Write out all of the data exactly as it appears.

— start Records for processing —

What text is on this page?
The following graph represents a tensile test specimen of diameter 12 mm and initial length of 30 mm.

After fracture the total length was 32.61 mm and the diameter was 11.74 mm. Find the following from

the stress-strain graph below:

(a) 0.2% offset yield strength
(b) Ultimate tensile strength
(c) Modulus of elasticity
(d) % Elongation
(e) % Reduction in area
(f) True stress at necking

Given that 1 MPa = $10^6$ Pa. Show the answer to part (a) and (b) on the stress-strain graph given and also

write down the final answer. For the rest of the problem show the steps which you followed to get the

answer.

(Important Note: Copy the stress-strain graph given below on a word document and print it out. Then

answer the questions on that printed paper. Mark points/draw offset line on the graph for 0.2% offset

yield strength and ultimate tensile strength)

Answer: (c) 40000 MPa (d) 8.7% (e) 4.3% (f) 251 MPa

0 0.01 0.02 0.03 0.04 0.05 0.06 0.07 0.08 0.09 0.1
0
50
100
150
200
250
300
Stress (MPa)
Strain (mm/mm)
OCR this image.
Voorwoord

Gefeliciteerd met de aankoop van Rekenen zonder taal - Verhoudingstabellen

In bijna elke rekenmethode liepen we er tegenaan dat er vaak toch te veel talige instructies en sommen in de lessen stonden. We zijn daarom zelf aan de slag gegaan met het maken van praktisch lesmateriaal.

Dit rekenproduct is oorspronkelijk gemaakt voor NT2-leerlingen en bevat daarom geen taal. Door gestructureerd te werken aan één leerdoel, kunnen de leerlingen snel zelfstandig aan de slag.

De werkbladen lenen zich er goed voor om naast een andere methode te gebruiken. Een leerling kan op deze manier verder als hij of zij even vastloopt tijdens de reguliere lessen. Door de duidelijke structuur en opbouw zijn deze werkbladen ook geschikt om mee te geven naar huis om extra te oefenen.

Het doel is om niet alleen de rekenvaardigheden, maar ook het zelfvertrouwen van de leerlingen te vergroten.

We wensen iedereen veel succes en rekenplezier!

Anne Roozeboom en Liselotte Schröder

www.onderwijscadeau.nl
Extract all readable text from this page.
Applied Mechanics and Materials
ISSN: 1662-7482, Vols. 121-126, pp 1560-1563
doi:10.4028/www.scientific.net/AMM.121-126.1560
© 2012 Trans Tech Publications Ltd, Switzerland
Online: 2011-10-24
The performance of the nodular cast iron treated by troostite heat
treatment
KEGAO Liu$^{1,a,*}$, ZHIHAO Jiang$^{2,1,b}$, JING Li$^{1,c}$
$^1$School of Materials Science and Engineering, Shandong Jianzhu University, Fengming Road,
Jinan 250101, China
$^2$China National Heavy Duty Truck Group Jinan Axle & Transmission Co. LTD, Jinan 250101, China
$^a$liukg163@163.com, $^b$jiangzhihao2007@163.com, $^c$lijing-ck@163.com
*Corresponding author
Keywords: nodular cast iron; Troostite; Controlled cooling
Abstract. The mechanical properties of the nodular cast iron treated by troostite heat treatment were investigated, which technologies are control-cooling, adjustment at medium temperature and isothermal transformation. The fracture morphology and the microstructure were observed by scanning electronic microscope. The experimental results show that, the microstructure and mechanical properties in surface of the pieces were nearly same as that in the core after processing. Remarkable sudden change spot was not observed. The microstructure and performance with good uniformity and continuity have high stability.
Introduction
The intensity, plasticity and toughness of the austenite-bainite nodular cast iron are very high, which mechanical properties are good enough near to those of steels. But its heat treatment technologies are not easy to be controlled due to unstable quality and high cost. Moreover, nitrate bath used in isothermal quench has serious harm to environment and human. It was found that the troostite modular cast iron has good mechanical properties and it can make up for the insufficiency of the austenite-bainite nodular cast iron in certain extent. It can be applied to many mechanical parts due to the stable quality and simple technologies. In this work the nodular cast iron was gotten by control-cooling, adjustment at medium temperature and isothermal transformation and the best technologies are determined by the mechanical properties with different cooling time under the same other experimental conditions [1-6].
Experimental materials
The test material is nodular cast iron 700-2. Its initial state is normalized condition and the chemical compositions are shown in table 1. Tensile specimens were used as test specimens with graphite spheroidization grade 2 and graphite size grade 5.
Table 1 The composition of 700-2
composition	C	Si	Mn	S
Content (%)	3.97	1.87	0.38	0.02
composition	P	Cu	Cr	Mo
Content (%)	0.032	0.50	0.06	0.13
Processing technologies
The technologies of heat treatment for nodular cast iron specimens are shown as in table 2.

— end Records for processing —

Solution for this task
What text is on this page?
The following graph represents a tensile test specimen of diameter 12 mm and initial length of 30 mm.

After fracture the total length was 32.61 mm and the diameter was 11.74 mm. Find the following from

the stress-strain graph below:

(a) 0.2% offset yield strength
(b) Ultimate tensile strength
(c) Modulus of elasticity
(d) % Elongation
(e) % Reduction in area
(f) True stress at necking

Given that 1 MPa = $10^6$ Pa. Show the answer to part (a) and (b) on the stress-strain graph given and also

write down the final answer. For the rest of the problem show the steps which you followed to get the

answer.

(Important Note: Copy the stress-strain graph given below on a word document and print it out. Then

answer the questions on that printed paper. Mark points/draw offset line on the graph for 0.2% offset

yield strength and ultimate tensile strength)

Answer: (c) 40000 MPa (d) 8.7% (e) 4.3% (f) 251 MPa

0 0.01 0.02 0.03 0.04 0.05 0.06 0.07 0.08 0.09 0.1
0
50
100
150
200
250
300
Stress (MPa)
Strain (mm/mm)
OCR this image.
Voorwoord

Gefeliciteerd met de aankoop van Rekenen zonder taal - Verhoudingstabellen

In bijna elke rekenmethode liepen we er tegenaan dat er vaak toch te veel talige instructies en sommen in de lessen stonden. We zijn daarom zelf aan de slag gegaan met het maken van praktisch lesmateriaal.

Dit rekenproduct is oorspronkelijk gemaakt voor NT2-leerlingen en bevat daarom geen taal. Door gestructureerd te werken aan één leerdoel, kunnen de leerlingen snel zelfstandig aan de slag.

De werkbladen lenen zich er goed voor om naast een andere methode te gebruiken. Een leerling kan op deze manier verder als hij of zij even vastloopt tijdens de reguliere lessen. Door de duidelijke structuur en opbouw zijn deze werkbladen ook geschikt om mee te geven naar huis om extra te oefenen.

Het doel is om niet alleen de rekenvaardigheden, maar ook het zelfvertrouwen van de leerlingen te vergroten.

We wensen iedereen veel succes en rekenplezier!

Anne Roozeboom en Liselotte Schröder

www.onderwijscadeau.nl
Extract all readable text from this page.
Applied Mechanics and Materials
ISSN: 1662-7482, Vols. 121-126, pp 1560-1563
doi:10.4028/www.scientific.net/AMM.121-126.1560
© 2012 Trans Tech Publications Ltd, Switzerland
Online: 2011-10-24
The performance of the nodular cast iron treated by troostite heat
treatment
KEGAO Liu$^{1,a,*}$, ZHIHAO Jiang$^{2,1,b}$, JING Li$^{1,c}$
$^1$School of Materials Science and Engineering, Shandong Jianzhu University, Fengming Road,
Jinan 250101, China
$^2$China National Heavy Duty Truck Group Jinan Axle & Transmission Co. LTD, Jinan 250101, China
$^a$liukg163@163.com, $^b$jiangzhihao2007@163.com, $^c$lijing-ck@163.com
*Corresponding author
Keywords: nodular cast iron; Troostite; Controlled cooling
Abstract. The mechanical properties of the nodular cast iron treated by troostite heat treatment were investigated, which technologies are control-cooling, adjustment at medium temperature and isothermal transformation. The fracture morphology and the microstructure were observed by scanning electronic microscope. The experimental results show that, the microstructure and mechanical properties in surface of the pieces were nearly same as that in the core after processing. Remarkable sudden change spot was not observed. The microstructure and performance with good uniformity and continuity have high stability.
Introduction
The intensity, plasticity and toughness of the austenite-bainite nodular cast iron are very high, which mechanical properties are good enough near to those of steels. But its heat treatment technologies are not easy to be controlled due to unstable quality and high cost. Moreover, nitrate bath used in isothermal quench has serious harm to environment and human. It was found that the troostite modular cast iron has good mechanical properties and it can make up for the insufficiency of the austenite-bainite nodular cast iron in certain extent. It can be applied to many mechanical parts due to the stable quality and simple technologies. In this work the nodular cast iron was gotten by control-cooling, adjustment at medium temperature and isothermal transformation and the best technologies are determined by the mechanical properties with different cooling time under the same other experimental conditions [1-6].
Experimental materials
The test material is nodular cast iron 700-2. Its initial state is normalized condition and the chemical compositions are shown in table 1. Tensile specimens were used as test specimens with graphite spheroidization grade 2 and graphite size grade 5.
Table 1 The composition of 700-2
composition	C	Si	Mn	S
Content (%)	3.97	1.87	0.38	0.02
composition	P	Cu	Cr	Mo
Content (%)	0.032	0.50	0.06	0.13
Processing technologies
The technologies of heat treatment for nodular cast iron specimens are shown as in table 2.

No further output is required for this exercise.